═══ Record set
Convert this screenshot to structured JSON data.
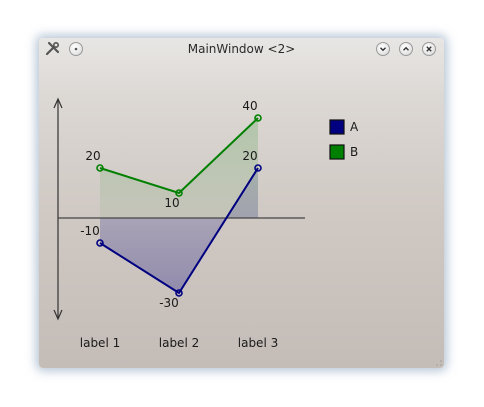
{
  "window": {
    "title": "MainWindow <2>"
  },
  "chart_data": {
    "type": "line",
    "categories": [
      "label 1",
      "label 2",
      "label 3"
    ],
    "series": [
      {
        "name": "A",
        "values": [
          -10,
          -30,
          20
        ],
        "color": "#000080"
      },
      {
        "name": "B",
        "values": [
          20,
          10,
          40
        ],
        "color": "#008000"
      }
    ],
    "ylim": [
      -40,
      45
    ],
    "area_fill": true,
    "legend_position": "top-right",
    "grid": false
  },
  "icons": {
    "app": "wrench-icon",
    "menu": "window-menu-icon",
    "minimize": "minimize-icon",
    "maximize": "maximize-icon",
    "close": "close-icon"
  }
}
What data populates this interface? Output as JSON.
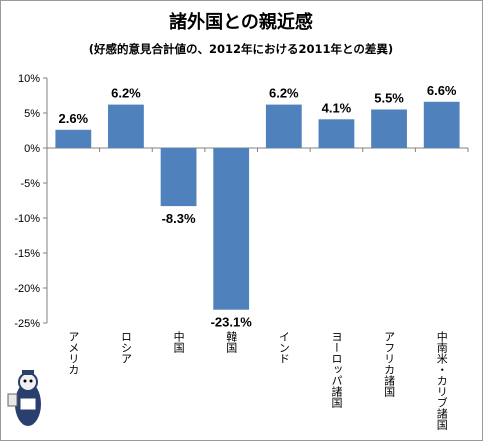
{
  "chart_data": {
    "type": "bar",
    "title": "諸外国との親近感",
    "subtitle": "(好感的意見合計値の、2012年における2011年との差異)",
    "categories": [
      "アメリカ",
      "ロシア",
      "中国",
      "韓国",
      "インド",
      "ヨーロッパ諸国",
      "アフリカ諸国",
      "中南米・カリブ諸国"
    ],
    "values": [
      2.6,
      6.2,
      -8.3,
      -23.1,
      6.2,
      4.1,
      5.5,
      6.6
    ],
    "data_labels": [
      "2.6%",
      "6.2%",
      "-8.3%",
      "-23.1%",
      "6.2%",
      "4.1%",
      "5.5%",
      "6.6%"
    ],
    "yticks": [
      10,
      5,
      0,
      -5,
      -10,
      -15,
      -20,
      -25
    ],
    "ytick_labels": [
      "10%",
      "5%",
      "0%",
      "-5%",
      "-10%",
      "-15%",
      "-20%",
      "-25%"
    ],
    "ylim": [
      -25,
      10
    ],
    "xlabel": "",
    "ylabel": "",
    "grid": false,
    "legend": "none",
    "bar_color": "#4f81bd"
  }
}
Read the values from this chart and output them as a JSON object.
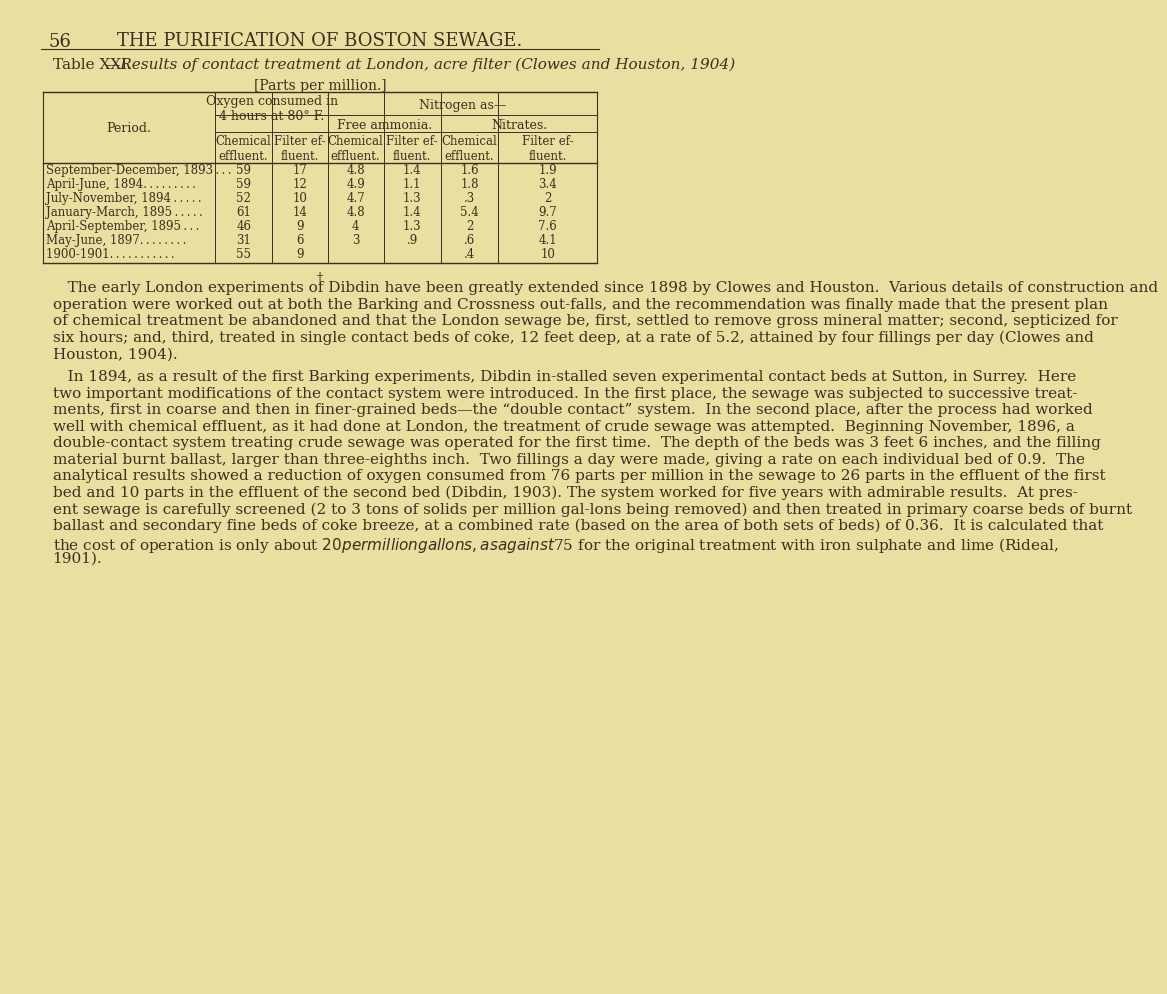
{
  "bg_color": "#e8dfa0",
  "page_number": "56",
  "header": "THE PURIFICATION OF BOSTON SEWAGE.",
  "table_title_roman": "Table XXI.",
  "table_title_italic": "—Results of contact treatment at London, acre filter (Clowes and Houston, 1904)",
  "table_subtitle": "[Parts per million.]",
  "rows": [
    [
      "September-December, 1893 . . .",
      "59",
      "17",
      "4.8",
      "1.4",
      "1.6",
      "1.9"
    ],
    [
      "April-June, 1894. . . . . . . . .",
      "59",
      "12",
      "4.9",
      "1.1",
      "1.8",
      "3.4"
    ],
    [
      "July-November, 1894 . . . . .",
      "52",
      "10",
      "4.7",
      "1.3",
      ".3",
      "2"
    ],
    [
      "January-March, 1895 . . . . .",
      "61",
      "14",
      "4.8",
      "1.4",
      "5.4",
      "9.7"
    ],
    [
      "April-September, 1895 . . .",
      "46",
      "9",
      "4",
      "1.3",
      "2",
      "7.6"
    ],
    [
      "May-June, 1897. . . . . . . .",
      "31",
      "6",
      "3",
      ".9",
      ".6",
      "4.1"
    ],
    [
      "1900-1901. . . . . . . . . . .",
      "55",
      "9",
      "",
      "",
      ".4",
      "10"
    ]
  ],
  "body_paragraphs": [
    [
      "   The early London experiments of Dibdin have been greatly extended since 1898 by Clowes and Houston.  Various details of construction and",
      "operation were worked out at both the Barking and Crossness out-falls, and the recommendation was finally made that the present plan",
      "of chemical treatment be abandoned and that the London sewage be, first, settled to remove gross mineral matter; second, septicized for",
      "six hours; and, third, treated in single contact beds of coke, 12 feet deep, at a rate of 5.2, attained by four fillings per day (Clowes and",
      "Houston, 1904)."
    ],
    [
      "   In 1894, as a result of the first Barking experiments, Dibdin in-stalled seven experimental contact beds at Sutton, in Surrey.  Here",
      "two important modifications of the contact system were introduced. In the first place, the sewage was subjected to successive treat-",
      "ments, first in coarse and then in finer-grained beds—the “double contact” system.  In the second place, after the process had worked",
      "well with chemical effluent, as it had done at London, the treatment of crude sewage was attempted.  Beginning November, 1896, a",
      "double-contact system treating crude sewage was operated for the first time.  The depth of the beds was 3 feet 6 inches, and the filling",
      "material burnt ballast, larger than three-eighths inch.  Two fillings a day were made, giving a rate on each individual bed of 0.9.  The",
      "analytical results showed a reduction of oxygen consumed from 76 parts per million in the sewage to 26 parts in the effluent of the first",
      "bed and 10 parts in the effluent of the second bed (Dibdin, 1903). The system worked for five years with admirable results.  At pres-",
      "ent sewage is carefully screened (2 to 3 tons of solids per million gal-lons being removed) and then treated in primary coarse beds of burnt",
      "ballast and secondary fine beds of coke breeze, at a combined rate (based on the area of both sets of beds) of 0.36.  It is calculated that",
      "the cost of operation is only about $20 per million gallons, as against $75 for the original treatment with iron sulphate and lime (Rideal,",
      "1901)."
    ]
  ]
}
══════
Among the entries above, how many lines hold the string "April"? Give the number by itself.

2